EXERCISE OBJECTIVE
Can you pull out each line of the data below that includes the word "labels"?

------------------------------------------------------------------------

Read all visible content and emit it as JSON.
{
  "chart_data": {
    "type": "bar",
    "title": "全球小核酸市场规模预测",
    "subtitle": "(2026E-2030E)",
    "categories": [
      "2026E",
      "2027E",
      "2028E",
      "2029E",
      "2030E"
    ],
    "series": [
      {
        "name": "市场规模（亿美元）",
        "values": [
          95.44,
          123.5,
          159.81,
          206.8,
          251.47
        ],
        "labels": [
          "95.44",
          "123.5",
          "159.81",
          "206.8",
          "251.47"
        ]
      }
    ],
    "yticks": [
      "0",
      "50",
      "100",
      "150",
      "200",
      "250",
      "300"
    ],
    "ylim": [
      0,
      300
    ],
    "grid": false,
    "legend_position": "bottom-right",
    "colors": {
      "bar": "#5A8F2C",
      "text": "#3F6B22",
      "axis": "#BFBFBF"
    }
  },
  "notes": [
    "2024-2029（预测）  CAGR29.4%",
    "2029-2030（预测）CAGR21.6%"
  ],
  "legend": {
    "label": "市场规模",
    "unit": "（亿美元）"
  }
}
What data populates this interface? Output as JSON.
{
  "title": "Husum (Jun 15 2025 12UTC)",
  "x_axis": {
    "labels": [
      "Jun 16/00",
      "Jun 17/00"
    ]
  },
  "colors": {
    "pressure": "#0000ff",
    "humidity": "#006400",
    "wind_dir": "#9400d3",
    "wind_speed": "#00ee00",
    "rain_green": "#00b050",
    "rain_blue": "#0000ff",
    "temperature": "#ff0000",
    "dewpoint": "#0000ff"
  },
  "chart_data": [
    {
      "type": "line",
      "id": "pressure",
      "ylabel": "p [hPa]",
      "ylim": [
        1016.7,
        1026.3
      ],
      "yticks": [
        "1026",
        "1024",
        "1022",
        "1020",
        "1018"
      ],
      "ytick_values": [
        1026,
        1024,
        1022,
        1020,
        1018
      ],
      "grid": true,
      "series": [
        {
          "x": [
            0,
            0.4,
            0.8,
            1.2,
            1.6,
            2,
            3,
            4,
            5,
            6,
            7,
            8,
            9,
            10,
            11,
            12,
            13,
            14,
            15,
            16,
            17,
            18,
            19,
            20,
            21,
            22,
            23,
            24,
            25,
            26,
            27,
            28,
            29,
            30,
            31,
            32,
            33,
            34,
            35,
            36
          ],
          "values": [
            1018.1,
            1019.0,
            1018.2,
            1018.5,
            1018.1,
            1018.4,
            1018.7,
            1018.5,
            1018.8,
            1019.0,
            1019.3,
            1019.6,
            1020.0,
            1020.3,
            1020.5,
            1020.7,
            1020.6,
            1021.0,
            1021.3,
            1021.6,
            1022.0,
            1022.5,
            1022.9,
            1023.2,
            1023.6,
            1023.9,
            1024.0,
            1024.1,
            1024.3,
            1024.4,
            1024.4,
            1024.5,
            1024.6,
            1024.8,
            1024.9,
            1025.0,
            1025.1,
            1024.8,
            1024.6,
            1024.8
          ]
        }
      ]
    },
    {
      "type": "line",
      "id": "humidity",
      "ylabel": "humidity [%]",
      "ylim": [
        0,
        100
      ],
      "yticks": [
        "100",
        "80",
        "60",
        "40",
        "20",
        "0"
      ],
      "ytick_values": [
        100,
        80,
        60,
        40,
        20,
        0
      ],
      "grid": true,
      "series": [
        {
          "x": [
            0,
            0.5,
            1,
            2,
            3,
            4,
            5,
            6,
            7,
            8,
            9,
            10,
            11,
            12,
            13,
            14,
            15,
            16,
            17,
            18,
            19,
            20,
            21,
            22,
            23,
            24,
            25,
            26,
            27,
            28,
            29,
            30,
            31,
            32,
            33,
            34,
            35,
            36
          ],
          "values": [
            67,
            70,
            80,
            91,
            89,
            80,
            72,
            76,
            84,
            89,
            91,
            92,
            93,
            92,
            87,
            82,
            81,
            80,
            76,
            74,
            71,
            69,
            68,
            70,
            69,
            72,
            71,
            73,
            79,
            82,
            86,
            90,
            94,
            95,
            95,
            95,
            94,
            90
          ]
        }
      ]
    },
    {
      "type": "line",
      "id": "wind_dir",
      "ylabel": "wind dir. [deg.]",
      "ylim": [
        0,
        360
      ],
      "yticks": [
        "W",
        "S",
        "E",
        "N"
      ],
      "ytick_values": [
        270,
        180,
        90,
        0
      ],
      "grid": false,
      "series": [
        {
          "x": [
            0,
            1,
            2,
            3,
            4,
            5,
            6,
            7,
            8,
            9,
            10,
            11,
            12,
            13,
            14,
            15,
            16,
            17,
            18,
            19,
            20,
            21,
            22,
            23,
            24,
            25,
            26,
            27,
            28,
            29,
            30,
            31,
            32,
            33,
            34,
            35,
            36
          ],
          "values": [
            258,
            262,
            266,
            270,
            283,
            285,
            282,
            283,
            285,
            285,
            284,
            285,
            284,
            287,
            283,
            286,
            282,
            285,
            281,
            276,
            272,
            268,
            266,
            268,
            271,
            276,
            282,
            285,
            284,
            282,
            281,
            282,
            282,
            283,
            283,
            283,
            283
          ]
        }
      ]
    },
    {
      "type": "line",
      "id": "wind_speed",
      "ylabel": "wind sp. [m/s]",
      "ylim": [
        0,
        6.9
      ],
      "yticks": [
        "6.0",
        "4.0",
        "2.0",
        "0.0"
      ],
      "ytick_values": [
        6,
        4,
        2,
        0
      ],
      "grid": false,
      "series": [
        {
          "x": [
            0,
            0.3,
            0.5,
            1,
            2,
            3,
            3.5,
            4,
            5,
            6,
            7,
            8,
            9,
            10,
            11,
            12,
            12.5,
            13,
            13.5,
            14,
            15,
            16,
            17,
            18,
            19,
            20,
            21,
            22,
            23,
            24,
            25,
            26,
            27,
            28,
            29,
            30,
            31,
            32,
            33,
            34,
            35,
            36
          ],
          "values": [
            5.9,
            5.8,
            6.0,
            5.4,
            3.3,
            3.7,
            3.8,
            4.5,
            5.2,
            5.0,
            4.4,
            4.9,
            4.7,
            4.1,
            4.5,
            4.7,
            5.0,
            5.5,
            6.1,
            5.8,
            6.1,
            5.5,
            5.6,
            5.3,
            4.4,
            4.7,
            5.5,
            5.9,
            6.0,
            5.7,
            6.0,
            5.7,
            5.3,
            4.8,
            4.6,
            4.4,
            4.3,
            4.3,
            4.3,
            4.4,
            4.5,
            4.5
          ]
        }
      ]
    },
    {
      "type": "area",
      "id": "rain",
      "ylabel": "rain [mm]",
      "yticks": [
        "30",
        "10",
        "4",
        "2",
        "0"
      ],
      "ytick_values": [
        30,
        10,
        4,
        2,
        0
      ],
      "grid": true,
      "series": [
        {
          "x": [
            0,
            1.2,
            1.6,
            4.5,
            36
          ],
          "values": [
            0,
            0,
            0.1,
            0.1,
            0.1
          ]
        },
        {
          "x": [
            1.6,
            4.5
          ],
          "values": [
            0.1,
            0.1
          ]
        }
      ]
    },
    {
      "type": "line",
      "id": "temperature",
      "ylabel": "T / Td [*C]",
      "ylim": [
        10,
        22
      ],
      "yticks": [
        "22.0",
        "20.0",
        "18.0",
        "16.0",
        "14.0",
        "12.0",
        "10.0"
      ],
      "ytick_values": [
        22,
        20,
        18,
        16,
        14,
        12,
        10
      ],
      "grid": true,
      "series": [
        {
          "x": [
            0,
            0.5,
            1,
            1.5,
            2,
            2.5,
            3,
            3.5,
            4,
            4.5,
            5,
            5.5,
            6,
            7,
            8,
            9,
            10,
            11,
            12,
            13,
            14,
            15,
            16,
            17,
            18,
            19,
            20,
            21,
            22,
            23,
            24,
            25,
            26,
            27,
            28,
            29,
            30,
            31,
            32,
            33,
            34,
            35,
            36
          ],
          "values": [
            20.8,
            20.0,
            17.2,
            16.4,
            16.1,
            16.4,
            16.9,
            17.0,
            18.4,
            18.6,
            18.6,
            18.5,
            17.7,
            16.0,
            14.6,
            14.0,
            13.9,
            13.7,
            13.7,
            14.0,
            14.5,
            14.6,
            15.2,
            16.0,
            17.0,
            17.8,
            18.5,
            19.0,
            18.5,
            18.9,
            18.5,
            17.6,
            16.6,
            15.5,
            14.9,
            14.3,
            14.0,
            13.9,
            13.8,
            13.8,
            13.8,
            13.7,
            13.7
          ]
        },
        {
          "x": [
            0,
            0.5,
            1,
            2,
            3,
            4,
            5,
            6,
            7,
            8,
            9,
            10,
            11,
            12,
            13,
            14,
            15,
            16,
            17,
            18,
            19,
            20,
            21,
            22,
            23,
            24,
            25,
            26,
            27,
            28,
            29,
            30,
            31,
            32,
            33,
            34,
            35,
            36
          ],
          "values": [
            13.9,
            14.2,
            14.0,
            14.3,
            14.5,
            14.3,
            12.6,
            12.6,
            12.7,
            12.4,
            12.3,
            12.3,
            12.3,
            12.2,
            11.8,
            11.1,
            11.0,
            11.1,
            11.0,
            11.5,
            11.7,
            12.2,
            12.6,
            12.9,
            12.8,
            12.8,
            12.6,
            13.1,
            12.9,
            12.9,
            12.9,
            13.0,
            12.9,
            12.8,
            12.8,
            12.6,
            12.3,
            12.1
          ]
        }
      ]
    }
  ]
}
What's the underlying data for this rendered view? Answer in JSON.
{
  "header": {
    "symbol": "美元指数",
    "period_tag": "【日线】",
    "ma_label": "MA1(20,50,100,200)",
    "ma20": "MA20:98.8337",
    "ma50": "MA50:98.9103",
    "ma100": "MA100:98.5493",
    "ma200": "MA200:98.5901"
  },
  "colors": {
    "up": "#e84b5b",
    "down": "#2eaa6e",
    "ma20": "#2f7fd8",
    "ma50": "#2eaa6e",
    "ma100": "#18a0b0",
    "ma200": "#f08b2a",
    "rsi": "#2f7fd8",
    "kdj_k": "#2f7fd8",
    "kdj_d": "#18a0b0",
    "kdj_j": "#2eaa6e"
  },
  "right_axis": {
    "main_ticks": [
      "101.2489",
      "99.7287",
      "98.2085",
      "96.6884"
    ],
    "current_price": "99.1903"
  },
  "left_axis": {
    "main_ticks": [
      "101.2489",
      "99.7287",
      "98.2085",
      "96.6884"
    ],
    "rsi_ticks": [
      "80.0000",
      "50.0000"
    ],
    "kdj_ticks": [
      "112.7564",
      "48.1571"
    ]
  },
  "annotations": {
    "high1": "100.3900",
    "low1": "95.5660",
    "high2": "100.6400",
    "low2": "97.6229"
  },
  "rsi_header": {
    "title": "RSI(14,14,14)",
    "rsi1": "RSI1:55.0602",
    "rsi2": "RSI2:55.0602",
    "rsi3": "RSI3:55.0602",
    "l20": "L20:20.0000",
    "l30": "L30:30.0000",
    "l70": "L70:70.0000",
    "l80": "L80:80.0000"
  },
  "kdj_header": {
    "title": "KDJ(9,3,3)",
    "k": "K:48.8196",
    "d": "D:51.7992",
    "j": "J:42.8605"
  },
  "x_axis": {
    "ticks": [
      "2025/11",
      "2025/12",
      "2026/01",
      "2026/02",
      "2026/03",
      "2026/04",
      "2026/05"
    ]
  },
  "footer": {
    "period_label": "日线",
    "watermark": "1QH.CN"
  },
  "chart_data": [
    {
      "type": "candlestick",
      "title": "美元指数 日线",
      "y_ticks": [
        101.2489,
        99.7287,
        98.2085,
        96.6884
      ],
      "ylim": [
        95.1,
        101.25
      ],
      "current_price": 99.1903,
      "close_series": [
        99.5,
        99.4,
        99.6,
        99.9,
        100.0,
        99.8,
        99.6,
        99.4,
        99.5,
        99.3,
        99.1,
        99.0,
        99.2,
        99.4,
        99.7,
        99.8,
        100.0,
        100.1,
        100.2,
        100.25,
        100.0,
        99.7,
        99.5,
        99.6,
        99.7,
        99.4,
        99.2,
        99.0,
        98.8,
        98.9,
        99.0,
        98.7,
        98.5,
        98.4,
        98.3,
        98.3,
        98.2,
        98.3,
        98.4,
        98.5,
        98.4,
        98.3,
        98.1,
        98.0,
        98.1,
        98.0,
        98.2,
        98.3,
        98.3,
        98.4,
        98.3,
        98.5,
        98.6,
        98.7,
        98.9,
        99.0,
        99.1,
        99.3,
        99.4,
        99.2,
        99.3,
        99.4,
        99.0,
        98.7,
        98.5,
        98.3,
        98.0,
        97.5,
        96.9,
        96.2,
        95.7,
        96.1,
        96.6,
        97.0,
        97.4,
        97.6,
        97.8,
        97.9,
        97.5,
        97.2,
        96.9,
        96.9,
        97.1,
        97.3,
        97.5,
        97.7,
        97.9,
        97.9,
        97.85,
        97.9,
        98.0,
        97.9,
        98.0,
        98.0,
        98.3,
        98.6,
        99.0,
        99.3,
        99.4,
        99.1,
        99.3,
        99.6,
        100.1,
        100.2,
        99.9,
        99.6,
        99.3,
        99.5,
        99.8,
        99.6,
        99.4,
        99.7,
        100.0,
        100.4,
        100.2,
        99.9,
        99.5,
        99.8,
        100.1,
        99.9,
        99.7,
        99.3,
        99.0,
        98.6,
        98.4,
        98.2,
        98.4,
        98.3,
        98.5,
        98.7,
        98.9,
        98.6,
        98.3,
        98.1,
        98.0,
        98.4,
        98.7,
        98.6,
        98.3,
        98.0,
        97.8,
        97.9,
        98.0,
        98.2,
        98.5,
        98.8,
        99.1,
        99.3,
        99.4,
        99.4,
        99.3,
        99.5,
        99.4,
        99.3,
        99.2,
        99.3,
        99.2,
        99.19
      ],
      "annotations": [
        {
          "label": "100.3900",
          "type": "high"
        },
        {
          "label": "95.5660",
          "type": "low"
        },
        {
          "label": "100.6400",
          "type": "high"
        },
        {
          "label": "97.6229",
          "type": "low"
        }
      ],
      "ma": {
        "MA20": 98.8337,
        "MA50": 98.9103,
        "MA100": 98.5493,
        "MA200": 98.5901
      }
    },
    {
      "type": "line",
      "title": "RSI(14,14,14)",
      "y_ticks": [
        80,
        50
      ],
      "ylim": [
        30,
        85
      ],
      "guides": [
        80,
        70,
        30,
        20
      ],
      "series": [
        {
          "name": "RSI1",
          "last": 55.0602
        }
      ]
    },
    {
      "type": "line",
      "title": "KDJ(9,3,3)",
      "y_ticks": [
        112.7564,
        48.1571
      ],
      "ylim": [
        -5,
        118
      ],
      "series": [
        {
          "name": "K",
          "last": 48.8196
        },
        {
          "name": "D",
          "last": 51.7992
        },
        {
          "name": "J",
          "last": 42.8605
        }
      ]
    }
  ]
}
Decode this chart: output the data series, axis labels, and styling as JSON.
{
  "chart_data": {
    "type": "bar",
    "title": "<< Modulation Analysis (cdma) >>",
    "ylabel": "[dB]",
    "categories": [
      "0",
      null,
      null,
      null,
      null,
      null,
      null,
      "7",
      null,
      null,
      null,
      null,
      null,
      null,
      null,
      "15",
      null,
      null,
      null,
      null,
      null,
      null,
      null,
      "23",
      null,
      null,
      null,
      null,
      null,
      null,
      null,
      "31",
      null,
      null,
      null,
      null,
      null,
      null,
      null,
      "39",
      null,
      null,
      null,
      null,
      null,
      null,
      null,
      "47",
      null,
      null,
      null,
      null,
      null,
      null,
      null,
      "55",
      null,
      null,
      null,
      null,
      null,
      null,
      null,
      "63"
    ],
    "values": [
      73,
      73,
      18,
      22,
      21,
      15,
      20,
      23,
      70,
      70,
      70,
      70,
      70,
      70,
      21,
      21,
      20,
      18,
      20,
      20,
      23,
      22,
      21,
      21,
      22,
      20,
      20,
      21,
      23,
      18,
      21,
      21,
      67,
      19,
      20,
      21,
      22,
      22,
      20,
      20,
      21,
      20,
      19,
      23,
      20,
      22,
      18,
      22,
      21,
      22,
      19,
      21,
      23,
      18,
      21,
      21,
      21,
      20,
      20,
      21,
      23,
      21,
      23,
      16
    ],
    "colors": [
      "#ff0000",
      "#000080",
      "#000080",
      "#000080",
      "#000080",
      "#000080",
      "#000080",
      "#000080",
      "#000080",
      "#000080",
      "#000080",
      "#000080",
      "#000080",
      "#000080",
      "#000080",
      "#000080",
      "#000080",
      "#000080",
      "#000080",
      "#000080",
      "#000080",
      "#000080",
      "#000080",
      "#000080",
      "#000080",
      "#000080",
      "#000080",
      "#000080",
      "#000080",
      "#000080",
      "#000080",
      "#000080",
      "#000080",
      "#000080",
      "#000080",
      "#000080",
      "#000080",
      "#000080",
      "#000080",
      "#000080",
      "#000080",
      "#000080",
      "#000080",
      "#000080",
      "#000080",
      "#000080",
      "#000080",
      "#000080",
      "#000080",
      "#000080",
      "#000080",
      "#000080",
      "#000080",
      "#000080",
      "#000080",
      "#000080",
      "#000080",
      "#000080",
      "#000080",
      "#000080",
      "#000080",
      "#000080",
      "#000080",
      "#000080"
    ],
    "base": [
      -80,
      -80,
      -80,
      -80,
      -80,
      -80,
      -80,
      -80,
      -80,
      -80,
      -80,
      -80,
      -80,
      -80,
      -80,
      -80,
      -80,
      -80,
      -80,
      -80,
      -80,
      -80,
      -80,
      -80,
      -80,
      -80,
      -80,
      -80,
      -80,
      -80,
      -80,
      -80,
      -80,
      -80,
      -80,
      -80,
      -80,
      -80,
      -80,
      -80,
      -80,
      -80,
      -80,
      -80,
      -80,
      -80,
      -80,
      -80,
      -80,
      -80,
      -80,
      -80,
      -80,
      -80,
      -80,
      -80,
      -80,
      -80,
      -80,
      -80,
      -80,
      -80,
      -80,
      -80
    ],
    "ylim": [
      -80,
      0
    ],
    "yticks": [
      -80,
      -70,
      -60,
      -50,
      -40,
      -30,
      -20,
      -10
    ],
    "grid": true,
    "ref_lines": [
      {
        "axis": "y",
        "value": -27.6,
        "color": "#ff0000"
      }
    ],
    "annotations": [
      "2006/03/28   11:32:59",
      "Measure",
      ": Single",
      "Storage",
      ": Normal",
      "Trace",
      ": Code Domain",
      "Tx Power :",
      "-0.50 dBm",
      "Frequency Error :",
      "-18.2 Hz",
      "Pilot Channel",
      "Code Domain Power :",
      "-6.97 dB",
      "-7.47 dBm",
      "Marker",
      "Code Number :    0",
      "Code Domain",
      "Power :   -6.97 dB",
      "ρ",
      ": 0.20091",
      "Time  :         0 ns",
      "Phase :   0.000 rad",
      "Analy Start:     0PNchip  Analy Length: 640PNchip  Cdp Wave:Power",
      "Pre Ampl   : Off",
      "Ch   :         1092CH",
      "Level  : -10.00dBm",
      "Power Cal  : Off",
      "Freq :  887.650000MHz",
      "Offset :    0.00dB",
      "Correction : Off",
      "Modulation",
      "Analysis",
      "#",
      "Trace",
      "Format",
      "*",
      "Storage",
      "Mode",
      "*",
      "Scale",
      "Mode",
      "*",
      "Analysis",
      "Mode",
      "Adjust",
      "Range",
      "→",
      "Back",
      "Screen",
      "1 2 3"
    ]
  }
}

------------------------------------------------------------------------

WORKED ANSWER
        "labels": [
    "labels": [
Decode this chart: output the data series, axis labels, and styling as JSON.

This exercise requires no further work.